• [Goal of the exercise] Pictures do not belong in the copy; quote every entry below exactly.
-- BEGIN Listed records --
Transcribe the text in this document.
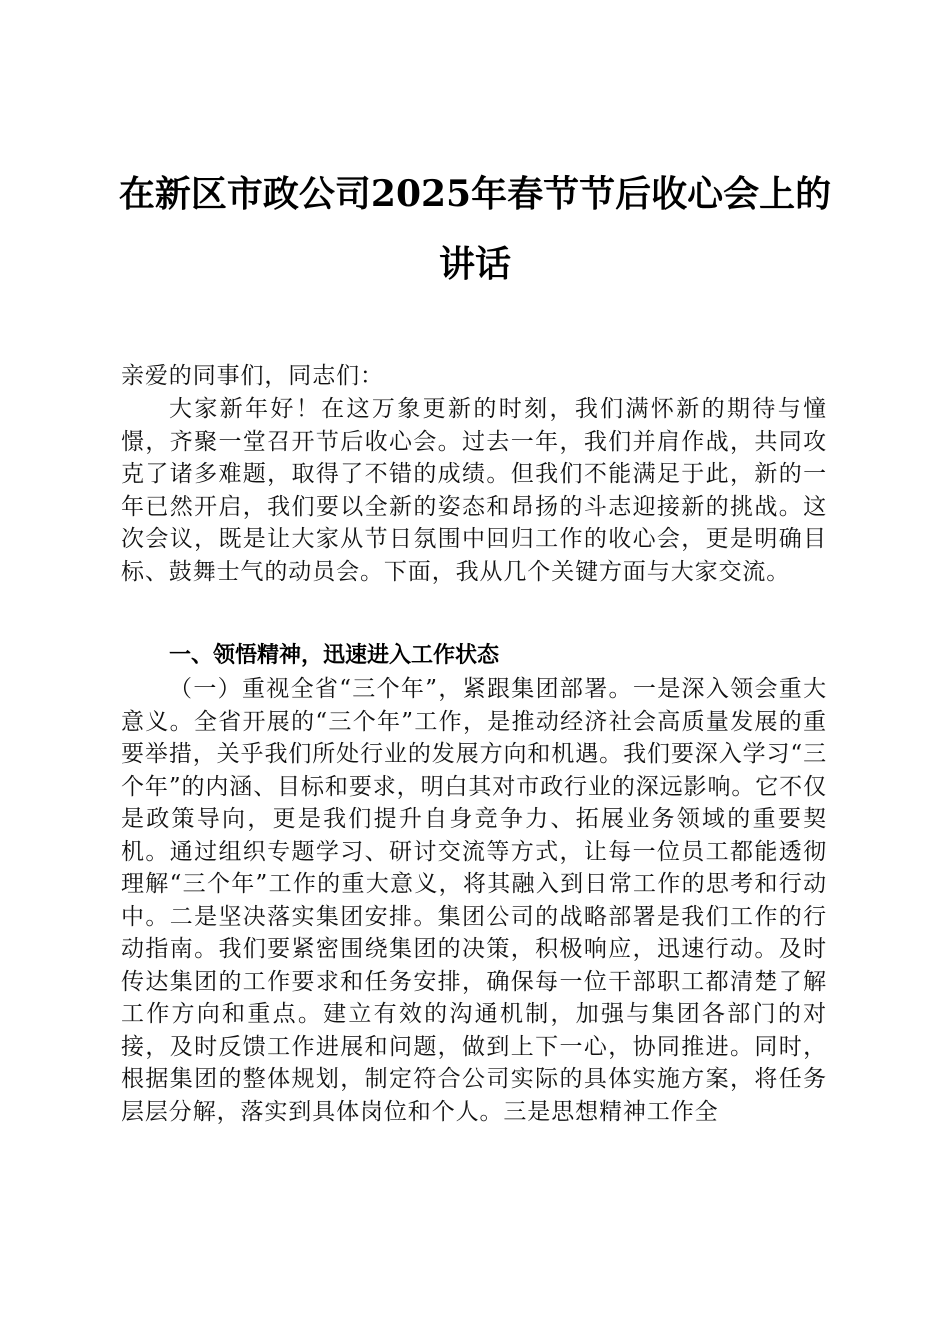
在新区市政公司2025年春节节后收心会上的
讲话

亲爱的同事们，同志们：

大家新年好！在这万象更新的时刻，我们满怀新的期待与憧憬，齐聚一堂召开节后收心会。过去一年，我们并肩作战，共同攻克了诸多难题，取得了不错的成绩。但我们不能满足于此，新的一年已然开启，我们要以全新的姿态和昂扬的斗志迎接新的挑战。这次会议，既是让大家从节日氛围中回归工作的收心会，更是明确目标、鼓舞士气的动员会。下面，我从几个关键方面与大家交流。

一、领悟精神，迅速进入工作状态

（一）重视全省“三个年”，紧跟集团部署。一是深入领会重大意义。全省开展的“三个年”工作，是推动经济社会高质量发展的重要举措，关乎我们所处行业的发展方向和机遇。我们要深入学习“三个年”的内涵、目标和要求，明白其对市政行业的深远影响。它不仅是政策导向，更是我们提升自身竞争力、拓展业务领域的重要契机。通过组织专题学习、研讨交流等方式，让每一位员工都能透彻理解“三个年”工作的重大意义，将其融入到日常工作的思考和行动中。二是坚决落实集团安排。集团公司的战略部署是我们工作的行动指南。我们要紧密围绕集团的决策，积极响应，迅速行动。及时传达集团的工作要求和任务安排，确保每一位干部职工都清楚了解工作方向和重点。建立有效的沟通机制，加强与集团各部门的对接，及时反馈工作进展和问题，做到上下一心，协同推进。同时，根据集团的整体规划，制定符合公司实际的具体实施方案，将任务层层分解，落实到具体岗位和个人。三是思想精神工作全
-- END Listed records --
• [Response]
Transcribe the text in this document.
在新区市政公司2025年春节节后收心会上的
讲话

亲爱的同事们，同志们：

大家新年好！在这万象更新的时刻，我们满怀新的期待与憧憬，齐聚一堂召开节后收心会。过去一年，我们并肩作战，共同攻克了诸多难题，取得了不错的成绩。但我们不能满足于此，新的一年已然开启，我们要以全新的姿态和昂扬的斗志迎接新的挑战。这次会议，既是让大家从节日氛围中回归工作的收心会，更是明确目标、鼓舞士气的动员会。下面，我从几个关键方面与大家交流。

一、领悟精神，迅速进入工作状态

（一）重视全省“三个年”，紧跟集团部署。一是深入领会重大意义。全省开展的“三个年”工作，是推动经济社会高质量发展的重要举措，关乎我们所处行业的发展方向和机遇。我们要深入学习“三个年”的内涵、目标和要求，明白其对市政行业的深远影响。它不仅是政策导向，更是我们提升自身竞争力、拓展业务领域的重要契机。通过组织专题学习、研讨交流等方式，让每一位员工都能透彻理解“三个年”工作的重大意义，将其融入到日常工作的思考和行动中。二是坚决落实集团安排。集团公司的战略部署是我们工作的行动指南。我们要紧密围绕集团的决策，积极响应，迅速行动。及时传达集团的工作要求和任务安排，确保每一位干部职工都清楚了解工作方向和重点。建立有效的沟通机制，加强与集团各部门的对接，及时反馈工作进展和问题，做到上下一心，协同推进。同时，根据集团的整体规划，制定符合公司实际的具体实施方案，将任务层层分解，落实到具体岗位和个人。三是思想精神工作全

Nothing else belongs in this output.